(AIM OF THE EXERCISE)
Identify, in the records below, every line where the string "salida" appears, and copy each such line.
--- --- ---
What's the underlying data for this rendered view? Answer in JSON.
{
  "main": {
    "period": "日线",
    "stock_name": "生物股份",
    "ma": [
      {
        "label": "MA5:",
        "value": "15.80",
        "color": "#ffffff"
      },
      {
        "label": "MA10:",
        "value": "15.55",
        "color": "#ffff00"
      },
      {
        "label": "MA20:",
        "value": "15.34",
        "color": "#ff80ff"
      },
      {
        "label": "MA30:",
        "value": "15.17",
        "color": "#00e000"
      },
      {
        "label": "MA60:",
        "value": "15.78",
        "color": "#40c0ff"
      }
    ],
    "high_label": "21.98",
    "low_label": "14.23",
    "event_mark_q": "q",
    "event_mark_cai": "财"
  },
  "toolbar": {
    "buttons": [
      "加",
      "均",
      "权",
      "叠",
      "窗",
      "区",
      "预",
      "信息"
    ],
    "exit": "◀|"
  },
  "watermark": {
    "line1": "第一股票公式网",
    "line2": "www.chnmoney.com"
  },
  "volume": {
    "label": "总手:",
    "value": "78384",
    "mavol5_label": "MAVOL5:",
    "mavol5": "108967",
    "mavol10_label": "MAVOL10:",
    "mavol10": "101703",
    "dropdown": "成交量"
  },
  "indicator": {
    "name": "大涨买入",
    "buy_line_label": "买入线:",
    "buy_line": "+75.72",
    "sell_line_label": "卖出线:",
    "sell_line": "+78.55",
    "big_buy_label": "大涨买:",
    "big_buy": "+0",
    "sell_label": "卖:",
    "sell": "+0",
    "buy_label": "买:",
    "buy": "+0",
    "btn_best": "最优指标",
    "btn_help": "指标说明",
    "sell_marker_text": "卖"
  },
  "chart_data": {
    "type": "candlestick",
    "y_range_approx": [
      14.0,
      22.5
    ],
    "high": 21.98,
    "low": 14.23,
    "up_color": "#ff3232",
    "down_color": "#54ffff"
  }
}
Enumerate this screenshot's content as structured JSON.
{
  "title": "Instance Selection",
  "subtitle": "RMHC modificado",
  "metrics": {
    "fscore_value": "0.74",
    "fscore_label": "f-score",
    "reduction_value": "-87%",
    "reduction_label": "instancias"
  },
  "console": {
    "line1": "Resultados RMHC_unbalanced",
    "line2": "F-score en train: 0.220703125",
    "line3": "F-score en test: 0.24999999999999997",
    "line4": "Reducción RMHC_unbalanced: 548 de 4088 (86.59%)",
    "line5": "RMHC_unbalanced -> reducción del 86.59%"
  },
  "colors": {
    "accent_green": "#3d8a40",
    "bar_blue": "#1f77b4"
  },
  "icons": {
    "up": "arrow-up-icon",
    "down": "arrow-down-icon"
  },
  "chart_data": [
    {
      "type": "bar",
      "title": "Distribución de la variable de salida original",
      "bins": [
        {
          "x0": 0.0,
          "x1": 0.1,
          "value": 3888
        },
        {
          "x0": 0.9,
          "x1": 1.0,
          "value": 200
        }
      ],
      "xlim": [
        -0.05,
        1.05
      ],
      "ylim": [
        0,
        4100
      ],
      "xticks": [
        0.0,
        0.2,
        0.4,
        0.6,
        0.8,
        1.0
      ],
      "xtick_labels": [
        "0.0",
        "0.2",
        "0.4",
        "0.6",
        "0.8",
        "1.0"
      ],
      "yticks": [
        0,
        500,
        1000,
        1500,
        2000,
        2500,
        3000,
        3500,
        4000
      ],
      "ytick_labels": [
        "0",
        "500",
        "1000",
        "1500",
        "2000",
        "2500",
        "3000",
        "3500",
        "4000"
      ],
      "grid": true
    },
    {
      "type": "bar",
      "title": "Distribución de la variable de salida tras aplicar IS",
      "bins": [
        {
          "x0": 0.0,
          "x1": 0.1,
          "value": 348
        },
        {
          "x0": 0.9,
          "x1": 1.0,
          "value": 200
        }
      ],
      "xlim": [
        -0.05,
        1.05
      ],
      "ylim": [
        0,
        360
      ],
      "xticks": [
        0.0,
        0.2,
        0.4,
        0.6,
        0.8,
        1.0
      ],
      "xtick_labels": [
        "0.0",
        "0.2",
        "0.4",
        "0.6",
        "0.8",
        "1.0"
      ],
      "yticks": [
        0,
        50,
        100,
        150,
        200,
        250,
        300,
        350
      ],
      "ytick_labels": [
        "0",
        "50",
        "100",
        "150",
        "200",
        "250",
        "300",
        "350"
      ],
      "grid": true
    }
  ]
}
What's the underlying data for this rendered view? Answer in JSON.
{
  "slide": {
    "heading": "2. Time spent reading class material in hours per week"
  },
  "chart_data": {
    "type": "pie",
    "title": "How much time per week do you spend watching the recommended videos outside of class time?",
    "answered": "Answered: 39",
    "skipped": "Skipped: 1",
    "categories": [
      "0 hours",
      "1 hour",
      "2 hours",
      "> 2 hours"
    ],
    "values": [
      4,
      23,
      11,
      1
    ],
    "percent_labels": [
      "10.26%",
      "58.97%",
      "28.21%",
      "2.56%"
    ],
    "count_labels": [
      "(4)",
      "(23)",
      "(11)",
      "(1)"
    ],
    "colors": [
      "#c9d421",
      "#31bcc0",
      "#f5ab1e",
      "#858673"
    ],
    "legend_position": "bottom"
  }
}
--- --- ---
(RESPONSE)
      "title": "Distribución de la variable de salida original",
      "title": "Distribución de la variable de salida tras aplicar IS",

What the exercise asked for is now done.